§ **Exercise requirements**:
Assemble all lines in which the string "this" appears.

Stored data
· · · · · · ·

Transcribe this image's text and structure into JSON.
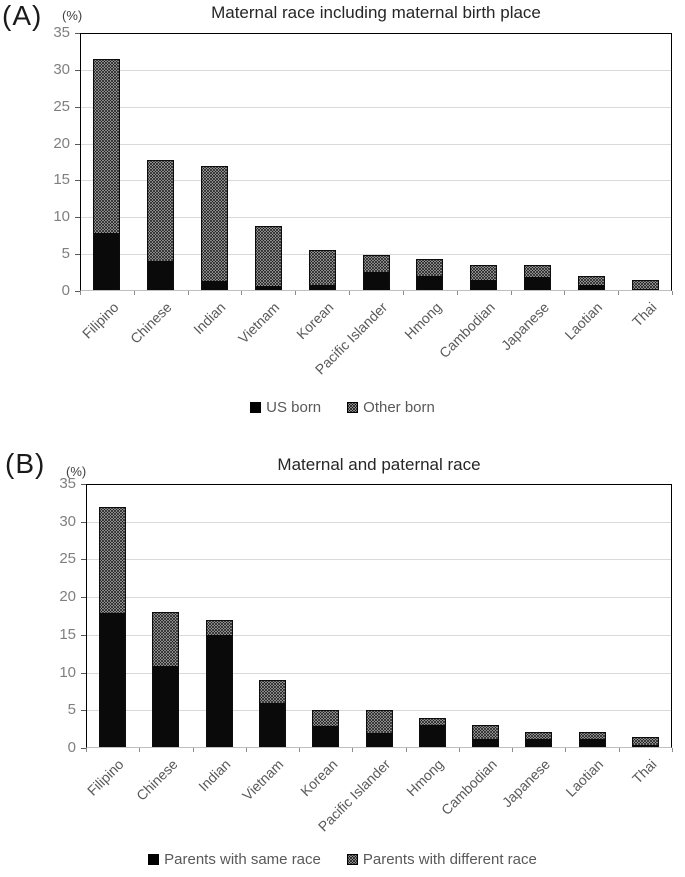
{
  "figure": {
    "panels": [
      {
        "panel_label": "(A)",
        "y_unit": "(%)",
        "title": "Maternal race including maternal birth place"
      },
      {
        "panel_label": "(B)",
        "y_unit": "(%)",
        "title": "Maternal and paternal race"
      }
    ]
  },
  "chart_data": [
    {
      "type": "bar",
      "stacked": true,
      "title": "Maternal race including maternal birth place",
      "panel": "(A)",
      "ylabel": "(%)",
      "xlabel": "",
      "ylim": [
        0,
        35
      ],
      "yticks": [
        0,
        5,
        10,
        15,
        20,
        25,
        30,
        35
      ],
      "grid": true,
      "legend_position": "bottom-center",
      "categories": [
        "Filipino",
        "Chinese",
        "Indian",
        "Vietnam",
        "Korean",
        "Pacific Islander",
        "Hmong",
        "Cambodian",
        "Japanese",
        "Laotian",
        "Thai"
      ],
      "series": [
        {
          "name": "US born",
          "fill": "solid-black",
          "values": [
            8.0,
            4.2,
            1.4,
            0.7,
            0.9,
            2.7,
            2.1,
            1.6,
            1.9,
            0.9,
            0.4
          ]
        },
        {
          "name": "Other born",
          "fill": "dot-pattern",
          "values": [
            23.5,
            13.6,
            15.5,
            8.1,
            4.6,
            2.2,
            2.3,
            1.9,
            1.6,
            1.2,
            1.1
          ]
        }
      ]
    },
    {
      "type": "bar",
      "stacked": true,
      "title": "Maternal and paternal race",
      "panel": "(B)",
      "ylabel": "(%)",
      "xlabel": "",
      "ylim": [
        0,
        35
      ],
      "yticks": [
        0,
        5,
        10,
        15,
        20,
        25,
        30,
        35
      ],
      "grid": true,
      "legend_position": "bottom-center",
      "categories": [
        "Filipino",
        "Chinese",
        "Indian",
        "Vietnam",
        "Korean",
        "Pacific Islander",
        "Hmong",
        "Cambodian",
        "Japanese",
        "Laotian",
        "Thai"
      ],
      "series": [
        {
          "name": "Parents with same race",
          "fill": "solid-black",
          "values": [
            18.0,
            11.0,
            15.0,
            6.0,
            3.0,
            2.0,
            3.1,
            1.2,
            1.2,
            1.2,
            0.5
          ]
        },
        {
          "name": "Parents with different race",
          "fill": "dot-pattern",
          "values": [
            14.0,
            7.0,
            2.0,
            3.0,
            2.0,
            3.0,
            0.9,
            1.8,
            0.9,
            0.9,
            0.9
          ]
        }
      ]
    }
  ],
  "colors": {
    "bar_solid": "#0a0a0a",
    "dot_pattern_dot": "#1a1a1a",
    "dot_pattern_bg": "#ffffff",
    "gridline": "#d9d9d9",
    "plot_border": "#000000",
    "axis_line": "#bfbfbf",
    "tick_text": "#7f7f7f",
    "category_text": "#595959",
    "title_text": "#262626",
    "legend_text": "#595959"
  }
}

· · · · · · ·

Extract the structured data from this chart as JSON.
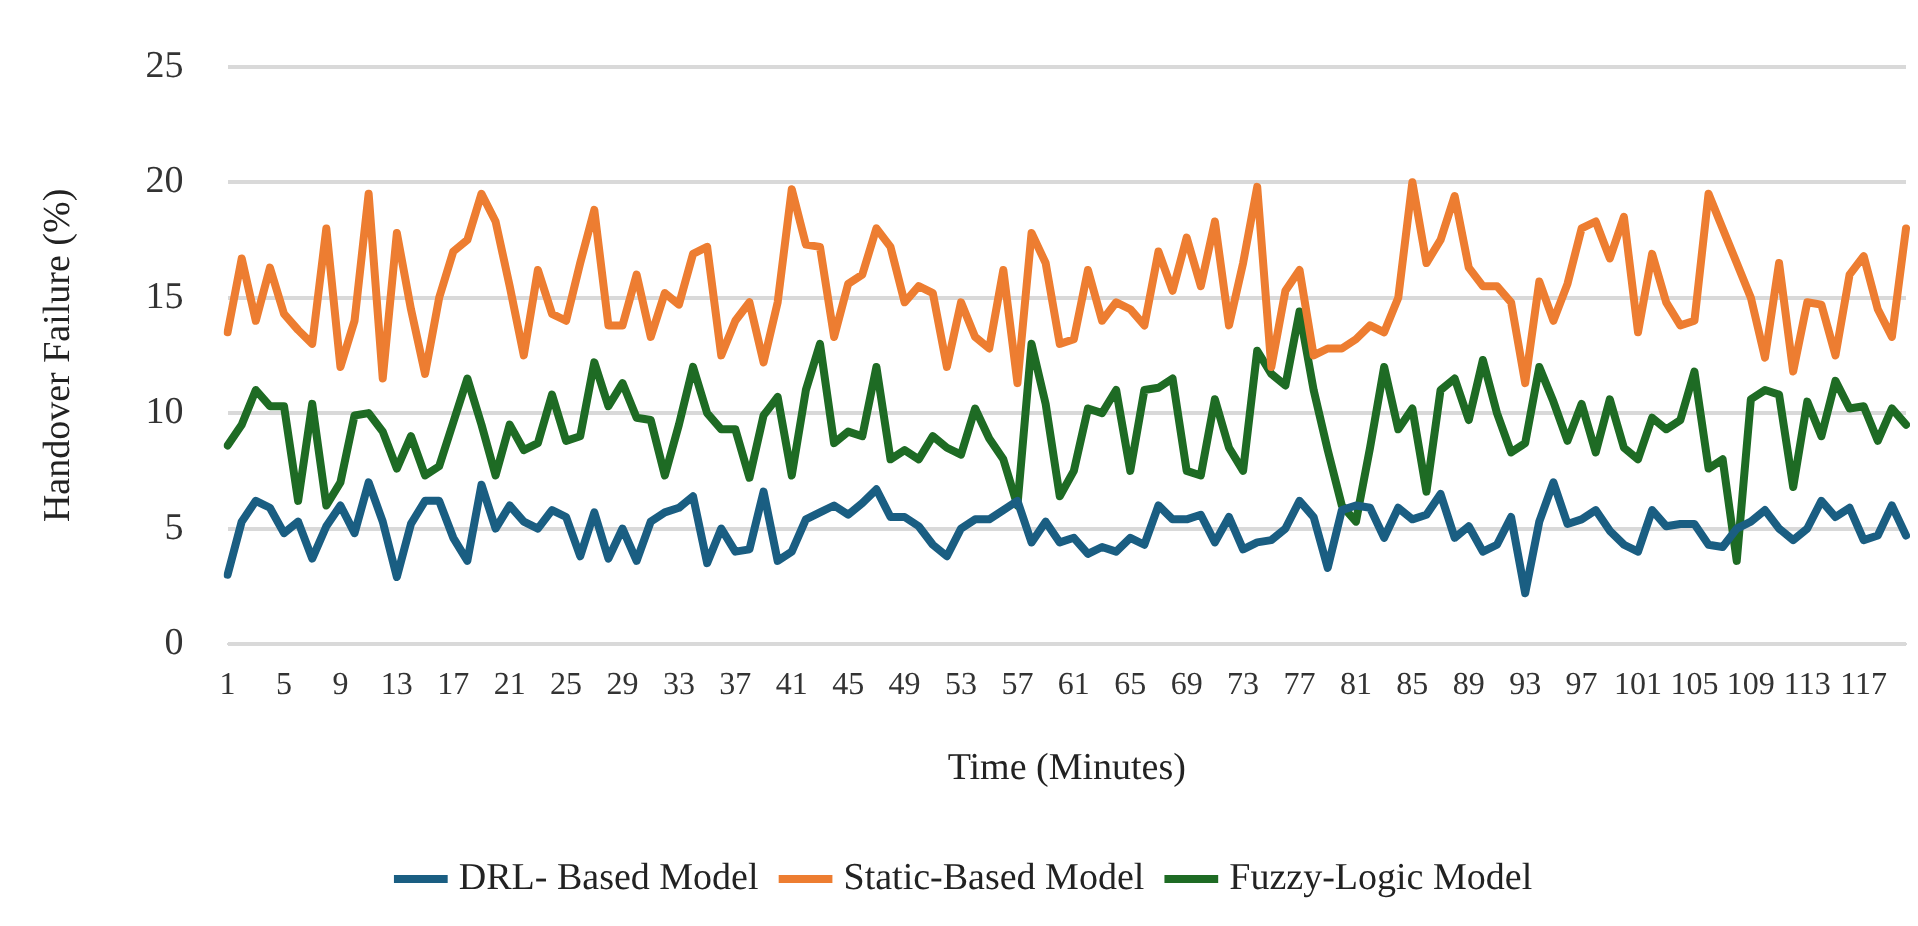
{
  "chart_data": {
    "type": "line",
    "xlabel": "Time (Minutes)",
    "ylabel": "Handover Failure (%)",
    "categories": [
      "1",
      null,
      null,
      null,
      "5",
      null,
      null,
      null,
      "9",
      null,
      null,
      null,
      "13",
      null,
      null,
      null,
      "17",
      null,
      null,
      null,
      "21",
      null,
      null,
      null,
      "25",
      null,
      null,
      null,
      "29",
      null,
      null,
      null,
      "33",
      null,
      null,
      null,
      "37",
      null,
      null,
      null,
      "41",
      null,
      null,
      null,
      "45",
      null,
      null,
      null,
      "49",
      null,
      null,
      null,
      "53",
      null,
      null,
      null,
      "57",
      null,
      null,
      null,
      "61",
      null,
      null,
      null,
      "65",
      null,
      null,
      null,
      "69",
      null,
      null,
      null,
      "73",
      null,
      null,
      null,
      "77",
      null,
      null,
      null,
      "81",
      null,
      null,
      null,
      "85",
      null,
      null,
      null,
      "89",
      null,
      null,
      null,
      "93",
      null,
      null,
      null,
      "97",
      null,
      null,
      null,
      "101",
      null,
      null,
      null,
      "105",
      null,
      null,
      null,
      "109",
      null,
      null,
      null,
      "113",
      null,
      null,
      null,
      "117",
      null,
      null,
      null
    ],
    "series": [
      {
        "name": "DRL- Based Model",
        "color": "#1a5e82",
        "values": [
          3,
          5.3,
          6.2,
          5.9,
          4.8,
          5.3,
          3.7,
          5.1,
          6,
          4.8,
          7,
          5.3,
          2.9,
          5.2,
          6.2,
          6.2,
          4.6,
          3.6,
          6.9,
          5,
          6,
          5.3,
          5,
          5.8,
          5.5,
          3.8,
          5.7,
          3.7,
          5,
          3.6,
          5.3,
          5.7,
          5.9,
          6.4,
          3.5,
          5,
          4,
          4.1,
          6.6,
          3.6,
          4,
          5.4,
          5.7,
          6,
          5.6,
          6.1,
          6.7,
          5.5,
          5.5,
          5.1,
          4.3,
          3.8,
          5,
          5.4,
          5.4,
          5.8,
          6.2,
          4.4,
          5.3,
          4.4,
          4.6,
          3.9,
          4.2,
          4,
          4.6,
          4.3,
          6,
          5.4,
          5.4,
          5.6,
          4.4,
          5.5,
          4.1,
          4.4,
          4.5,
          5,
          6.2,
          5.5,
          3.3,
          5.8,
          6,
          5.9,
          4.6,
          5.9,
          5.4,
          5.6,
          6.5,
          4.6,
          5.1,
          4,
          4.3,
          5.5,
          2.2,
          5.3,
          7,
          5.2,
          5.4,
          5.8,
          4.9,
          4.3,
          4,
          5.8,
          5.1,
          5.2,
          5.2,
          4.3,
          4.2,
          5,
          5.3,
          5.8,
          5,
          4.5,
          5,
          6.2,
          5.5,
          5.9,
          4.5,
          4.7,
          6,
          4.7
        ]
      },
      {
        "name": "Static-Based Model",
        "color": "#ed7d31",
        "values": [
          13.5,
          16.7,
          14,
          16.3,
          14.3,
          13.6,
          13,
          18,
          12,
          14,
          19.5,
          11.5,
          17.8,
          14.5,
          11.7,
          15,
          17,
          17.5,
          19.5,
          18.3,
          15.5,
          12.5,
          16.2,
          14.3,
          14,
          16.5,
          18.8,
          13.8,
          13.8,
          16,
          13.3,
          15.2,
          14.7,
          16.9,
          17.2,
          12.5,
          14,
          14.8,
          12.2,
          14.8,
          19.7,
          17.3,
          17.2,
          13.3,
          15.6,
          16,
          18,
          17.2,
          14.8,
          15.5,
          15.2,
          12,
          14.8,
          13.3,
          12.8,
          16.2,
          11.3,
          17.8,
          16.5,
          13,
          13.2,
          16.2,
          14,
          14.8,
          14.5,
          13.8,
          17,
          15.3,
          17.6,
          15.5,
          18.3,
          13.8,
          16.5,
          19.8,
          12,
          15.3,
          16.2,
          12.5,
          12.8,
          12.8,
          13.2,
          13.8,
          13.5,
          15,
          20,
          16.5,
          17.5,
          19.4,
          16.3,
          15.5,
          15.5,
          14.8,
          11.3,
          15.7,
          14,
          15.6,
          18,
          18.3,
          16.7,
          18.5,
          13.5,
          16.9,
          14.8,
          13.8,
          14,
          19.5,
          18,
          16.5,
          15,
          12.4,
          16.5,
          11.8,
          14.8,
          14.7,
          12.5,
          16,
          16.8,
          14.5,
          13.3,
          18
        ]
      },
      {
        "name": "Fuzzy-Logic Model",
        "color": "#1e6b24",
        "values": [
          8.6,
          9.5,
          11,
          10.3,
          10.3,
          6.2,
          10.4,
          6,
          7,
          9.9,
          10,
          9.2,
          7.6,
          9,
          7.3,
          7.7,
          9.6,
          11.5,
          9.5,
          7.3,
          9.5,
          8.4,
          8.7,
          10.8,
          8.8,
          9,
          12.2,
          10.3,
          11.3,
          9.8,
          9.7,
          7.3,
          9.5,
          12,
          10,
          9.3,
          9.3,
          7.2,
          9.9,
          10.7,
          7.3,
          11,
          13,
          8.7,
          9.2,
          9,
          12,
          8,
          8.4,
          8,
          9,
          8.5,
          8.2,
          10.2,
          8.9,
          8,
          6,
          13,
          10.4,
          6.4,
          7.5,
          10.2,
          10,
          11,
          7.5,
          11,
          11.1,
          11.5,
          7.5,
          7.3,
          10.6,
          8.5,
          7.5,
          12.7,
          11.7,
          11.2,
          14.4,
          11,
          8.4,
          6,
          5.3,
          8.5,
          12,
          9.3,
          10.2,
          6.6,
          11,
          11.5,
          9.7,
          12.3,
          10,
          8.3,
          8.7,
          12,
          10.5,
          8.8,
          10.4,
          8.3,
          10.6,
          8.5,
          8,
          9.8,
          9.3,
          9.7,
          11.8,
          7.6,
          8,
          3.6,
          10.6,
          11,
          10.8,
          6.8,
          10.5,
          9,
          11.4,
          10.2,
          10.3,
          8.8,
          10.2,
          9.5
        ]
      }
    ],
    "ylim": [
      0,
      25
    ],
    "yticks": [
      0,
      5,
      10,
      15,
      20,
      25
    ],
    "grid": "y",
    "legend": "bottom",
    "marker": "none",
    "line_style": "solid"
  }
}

· · · · · · ·

§ **Right answer**:
Transcribe this image's text and structure into JSON.
Extract the structured data from this chart as JSON.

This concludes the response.